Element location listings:
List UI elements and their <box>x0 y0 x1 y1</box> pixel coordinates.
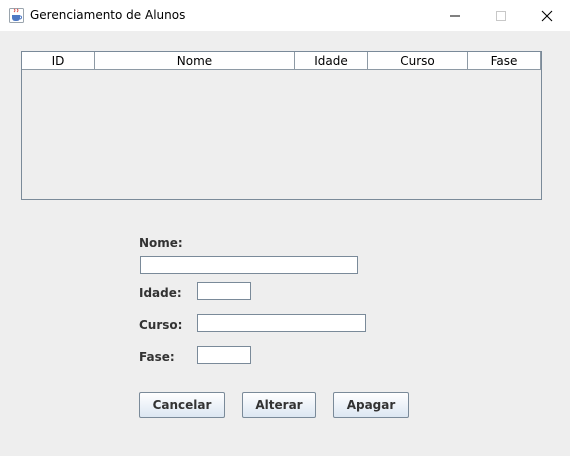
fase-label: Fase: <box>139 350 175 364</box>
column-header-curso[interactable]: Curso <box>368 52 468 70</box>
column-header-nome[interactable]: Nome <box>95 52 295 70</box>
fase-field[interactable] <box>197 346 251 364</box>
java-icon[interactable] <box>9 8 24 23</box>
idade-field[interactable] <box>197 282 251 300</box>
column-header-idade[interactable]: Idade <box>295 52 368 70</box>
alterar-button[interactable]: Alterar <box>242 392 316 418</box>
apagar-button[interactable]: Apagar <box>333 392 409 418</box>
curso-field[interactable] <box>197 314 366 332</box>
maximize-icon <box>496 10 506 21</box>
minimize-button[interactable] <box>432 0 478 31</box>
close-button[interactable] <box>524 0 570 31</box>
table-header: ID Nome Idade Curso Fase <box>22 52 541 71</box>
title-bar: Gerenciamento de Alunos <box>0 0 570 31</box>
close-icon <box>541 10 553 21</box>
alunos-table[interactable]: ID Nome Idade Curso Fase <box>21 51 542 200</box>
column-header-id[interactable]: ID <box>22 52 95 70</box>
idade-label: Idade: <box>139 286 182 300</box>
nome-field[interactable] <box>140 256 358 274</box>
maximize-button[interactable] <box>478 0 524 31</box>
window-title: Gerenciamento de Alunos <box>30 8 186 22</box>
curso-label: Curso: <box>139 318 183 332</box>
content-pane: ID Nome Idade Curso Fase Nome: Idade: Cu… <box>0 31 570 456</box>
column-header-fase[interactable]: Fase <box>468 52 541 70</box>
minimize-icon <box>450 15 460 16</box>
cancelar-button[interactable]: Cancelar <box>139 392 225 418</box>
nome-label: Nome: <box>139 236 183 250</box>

---

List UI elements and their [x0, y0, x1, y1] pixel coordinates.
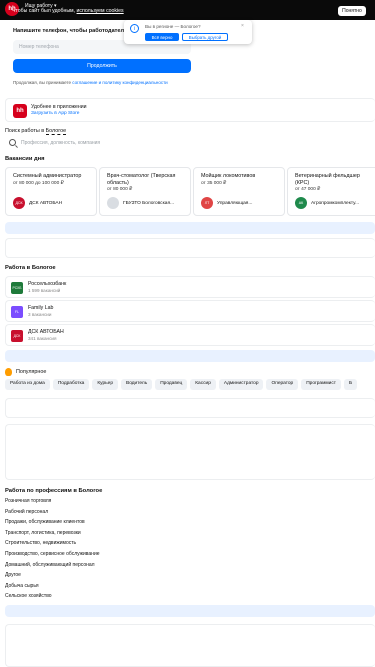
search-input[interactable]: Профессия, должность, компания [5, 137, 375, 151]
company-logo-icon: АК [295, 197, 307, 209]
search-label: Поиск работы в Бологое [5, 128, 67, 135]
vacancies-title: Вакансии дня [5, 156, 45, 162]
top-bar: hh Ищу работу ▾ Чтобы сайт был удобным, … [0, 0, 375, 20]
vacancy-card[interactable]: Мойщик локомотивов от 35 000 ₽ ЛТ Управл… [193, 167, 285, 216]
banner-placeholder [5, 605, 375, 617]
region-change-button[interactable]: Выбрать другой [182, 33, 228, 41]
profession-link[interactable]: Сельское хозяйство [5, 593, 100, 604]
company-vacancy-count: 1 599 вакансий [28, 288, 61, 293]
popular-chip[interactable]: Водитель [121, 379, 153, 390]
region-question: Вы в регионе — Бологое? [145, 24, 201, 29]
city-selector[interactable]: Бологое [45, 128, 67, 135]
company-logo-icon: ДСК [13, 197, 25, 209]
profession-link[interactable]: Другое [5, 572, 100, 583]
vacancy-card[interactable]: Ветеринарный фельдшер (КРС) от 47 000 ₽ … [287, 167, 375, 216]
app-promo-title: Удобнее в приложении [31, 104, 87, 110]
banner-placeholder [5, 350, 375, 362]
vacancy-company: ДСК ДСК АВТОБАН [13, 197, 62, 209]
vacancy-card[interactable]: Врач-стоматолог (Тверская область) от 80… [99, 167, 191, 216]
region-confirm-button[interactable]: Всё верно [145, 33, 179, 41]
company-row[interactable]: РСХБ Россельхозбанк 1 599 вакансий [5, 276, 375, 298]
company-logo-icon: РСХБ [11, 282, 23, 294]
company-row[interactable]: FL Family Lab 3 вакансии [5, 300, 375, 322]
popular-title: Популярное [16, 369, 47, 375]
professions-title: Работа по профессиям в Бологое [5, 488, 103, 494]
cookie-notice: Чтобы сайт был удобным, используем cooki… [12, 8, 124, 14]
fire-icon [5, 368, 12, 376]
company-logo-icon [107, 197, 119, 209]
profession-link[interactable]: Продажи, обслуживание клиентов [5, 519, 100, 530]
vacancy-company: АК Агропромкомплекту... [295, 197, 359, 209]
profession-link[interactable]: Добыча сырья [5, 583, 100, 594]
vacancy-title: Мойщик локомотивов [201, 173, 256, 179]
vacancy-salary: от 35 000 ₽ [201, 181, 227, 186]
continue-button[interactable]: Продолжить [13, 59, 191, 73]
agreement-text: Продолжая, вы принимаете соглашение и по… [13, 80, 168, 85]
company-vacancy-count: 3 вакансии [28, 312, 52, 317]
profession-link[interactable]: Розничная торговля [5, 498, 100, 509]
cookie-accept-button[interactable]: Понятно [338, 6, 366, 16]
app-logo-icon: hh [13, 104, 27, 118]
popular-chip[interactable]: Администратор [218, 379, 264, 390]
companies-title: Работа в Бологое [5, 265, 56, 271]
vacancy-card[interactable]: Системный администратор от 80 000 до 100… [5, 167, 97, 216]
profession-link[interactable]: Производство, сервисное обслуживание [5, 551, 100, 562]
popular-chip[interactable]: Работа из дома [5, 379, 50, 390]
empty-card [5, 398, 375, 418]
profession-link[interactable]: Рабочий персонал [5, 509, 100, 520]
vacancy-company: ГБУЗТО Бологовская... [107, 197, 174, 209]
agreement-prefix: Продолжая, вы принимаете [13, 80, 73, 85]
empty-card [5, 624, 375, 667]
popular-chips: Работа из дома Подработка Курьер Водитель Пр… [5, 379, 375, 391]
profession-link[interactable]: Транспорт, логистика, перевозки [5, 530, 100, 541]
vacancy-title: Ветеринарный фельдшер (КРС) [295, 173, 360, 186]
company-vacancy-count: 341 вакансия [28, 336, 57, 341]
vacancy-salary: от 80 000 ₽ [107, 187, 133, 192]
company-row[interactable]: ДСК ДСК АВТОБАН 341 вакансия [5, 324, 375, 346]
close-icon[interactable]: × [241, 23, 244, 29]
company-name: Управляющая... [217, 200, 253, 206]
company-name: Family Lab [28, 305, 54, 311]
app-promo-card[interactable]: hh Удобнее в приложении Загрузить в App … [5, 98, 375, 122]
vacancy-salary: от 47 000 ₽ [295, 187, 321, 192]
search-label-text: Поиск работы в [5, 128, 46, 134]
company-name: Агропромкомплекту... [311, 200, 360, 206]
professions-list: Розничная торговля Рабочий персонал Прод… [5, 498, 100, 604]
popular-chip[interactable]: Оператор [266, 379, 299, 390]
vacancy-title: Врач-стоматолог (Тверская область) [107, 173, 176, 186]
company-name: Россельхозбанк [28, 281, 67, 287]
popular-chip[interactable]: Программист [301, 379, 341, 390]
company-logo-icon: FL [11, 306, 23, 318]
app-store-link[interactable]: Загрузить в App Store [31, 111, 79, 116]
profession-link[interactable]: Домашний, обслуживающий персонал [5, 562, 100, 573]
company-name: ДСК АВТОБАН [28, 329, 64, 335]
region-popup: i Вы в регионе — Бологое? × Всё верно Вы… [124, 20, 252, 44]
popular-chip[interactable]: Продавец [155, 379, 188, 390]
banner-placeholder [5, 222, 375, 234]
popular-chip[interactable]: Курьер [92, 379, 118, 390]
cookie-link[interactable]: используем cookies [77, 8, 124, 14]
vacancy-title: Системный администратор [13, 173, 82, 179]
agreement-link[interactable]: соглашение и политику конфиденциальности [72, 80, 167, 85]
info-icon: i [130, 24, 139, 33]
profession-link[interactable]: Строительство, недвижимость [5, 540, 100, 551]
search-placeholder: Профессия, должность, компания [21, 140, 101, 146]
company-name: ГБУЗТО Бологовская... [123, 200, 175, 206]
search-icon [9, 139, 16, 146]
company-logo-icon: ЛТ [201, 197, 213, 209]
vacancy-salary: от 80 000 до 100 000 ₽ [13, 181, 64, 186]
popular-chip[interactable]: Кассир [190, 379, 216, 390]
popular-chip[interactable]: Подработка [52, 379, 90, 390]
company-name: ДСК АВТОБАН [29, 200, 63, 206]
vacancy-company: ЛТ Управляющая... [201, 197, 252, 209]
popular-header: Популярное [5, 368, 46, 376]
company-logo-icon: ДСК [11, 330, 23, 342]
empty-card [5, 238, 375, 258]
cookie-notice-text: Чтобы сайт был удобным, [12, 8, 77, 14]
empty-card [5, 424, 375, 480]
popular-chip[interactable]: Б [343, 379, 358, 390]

▶ [WORK TO COMPLETE]:
Copy the lines of the records above word for word, starting at the line that contains "fase-label: Fase: <box>139 350 175 364</box>" and ending at the line that contains "maximize-icon <box>496 10 506 21</box>", with both of those lines included.

▶ [TASK ANSWER]:
fase-label: Fase: <box>139 350 175 364</box>
column-header-curso[interactable]: Curso <box>368 52 468 70</box>
column-header-nome[interactable]: Nome <box>95 52 295 70</box>
fase-field[interactable] <box>197 346 251 364</box>
java-icon[interactable] <box>9 8 24 23</box>
idade-field[interactable] <box>197 282 251 300</box>
column-header-idade[interactable]: Idade <box>295 52 368 70</box>
alterar-button[interactable]: Alterar <box>242 392 316 418</box>
apagar-button[interactable]: Apagar <box>333 392 409 418</box>
curso-field[interactable] <box>197 314 366 332</box>
maximize-icon <box>496 10 506 21</box>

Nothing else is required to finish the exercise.